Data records
++++++
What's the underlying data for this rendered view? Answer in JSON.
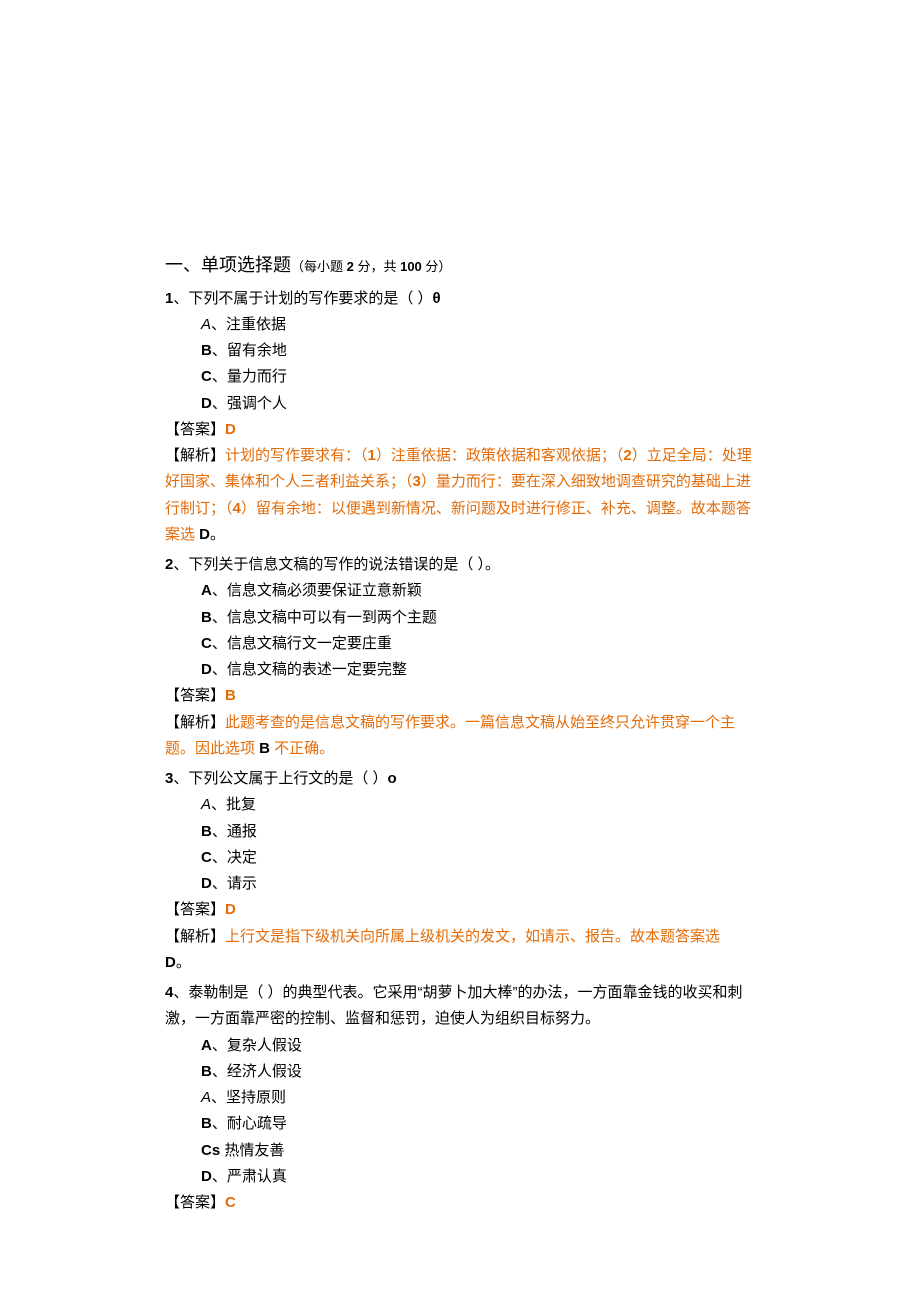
{
  "section": {
    "title_main": "一、单项选择题",
    "title_sub_prefix": "（每小题 ",
    "title_sub_points": "2",
    "title_sub_mid": " 分，共 ",
    "title_sub_total": "100",
    "title_sub_suffix": " 分）"
  },
  "q1": {
    "num": "1",
    "stem": "、下列不属于计划的写作要求的是（ ）",
    "stem_tail": "θ",
    "a_letter": "A",
    "a_text": "、注重依据",
    "b_letter": "B",
    "b_text": "、留有余地",
    "c_letter": "C",
    "c_text": "、量力而行",
    "d_letter": "D",
    "d_text": "、强调个人",
    "ans_label": "【答案】",
    "ans_val": "D",
    "exp_label": "【解析】",
    "exp_part1": "计划的写作要求有：（",
    "exp_b1": "1",
    "exp_part2": "）注重依据：政策依据和客观依据；（",
    "exp_b2": "2",
    "exp_part3": "）立足全局：处理好国家、集体和个人三者利益关系；（",
    "exp_b3": "3",
    "exp_part4": "）量力而行：要在深入细致地调查研究的基础上进行制订；（",
    "exp_b4": "4",
    "exp_part5": "）留有余地：以便遇到新情况、新问题及时进行修正、补充、调整。故本题答案选 ",
    "exp_tail": "D",
    "exp_period": "。"
  },
  "q2": {
    "num": "2",
    "stem": "、下列关于信息文稿的写作的说法错误的是（ ）。",
    "a_letter": "A",
    "a_text": "、信息文稿必须要保证立意新颖",
    "b_letter": "B",
    "b_text": "、信息文稿中可以有一到两个主题",
    "c_letter": "C",
    "c_text": "、信息文稿行文一定要庄重",
    "d_letter": "D",
    "d_text": "、信息文稿的表述一定要完整",
    "ans_label": "【答案】",
    "ans_val": "B",
    "exp_label": "【解析】",
    "exp_part1": "此题考查的是信息文稿的写作要求。一篇信息文稿从始至终只允许贯穿一个主题。因此选项 ",
    "exp_b1": "B",
    "exp_part2": " 不正确。"
  },
  "q3": {
    "num": "3",
    "stem": "、下列公文属于上行文的是（ ）",
    "stem_tail": "o",
    "a_letter": "A",
    "a_text": "、批复",
    "b_letter": "B",
    "b_text": "、通报",
    "c_letter": "C",
    "c_text": "、决定",
    "d_letter": "D",
    "d_text": "、请示",
    "ans_label": "【答案】",
    "ans_val": "D",
    "exp_label": "【解析】",
    "exp_part1": "上行文是指下级机关向所属上级机关的发文，如请示、报告。故本题答案选",
    "exp_tail_line": "D",
    "exp_tail_suffix": "。"
  },
  "q4": {
    "num": "4",
    "stem": "、泰勒制是（ ）的典型代表。它采用“胡萝卜加大棒”的办法，一方面靠金钱的收买和刺激，一方面靠严密的控制、监督和惩罚，迫使人为组织目标努力。",
    "a_letter": "A",
    "a_text": "、复杂人假设",
    "b_letter": "B",
    "b_text": "、经济人假设",
    "a2_letter": "A",
    "a2_text": "、坚持原则",
    "b2_letter": "B",
    "b2_text": "、耐心疏导",
    "cs_letter": "Cs",
    "cs_text": " 热情友善",
    "d_letter": "D",
    "d_text": "、严肃认真",
    "ans_label": "【答案】",
    "ans_val": "C"
  }
}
++++++
State how many lines of the records above contain the word "留有余地", giving only that number.

2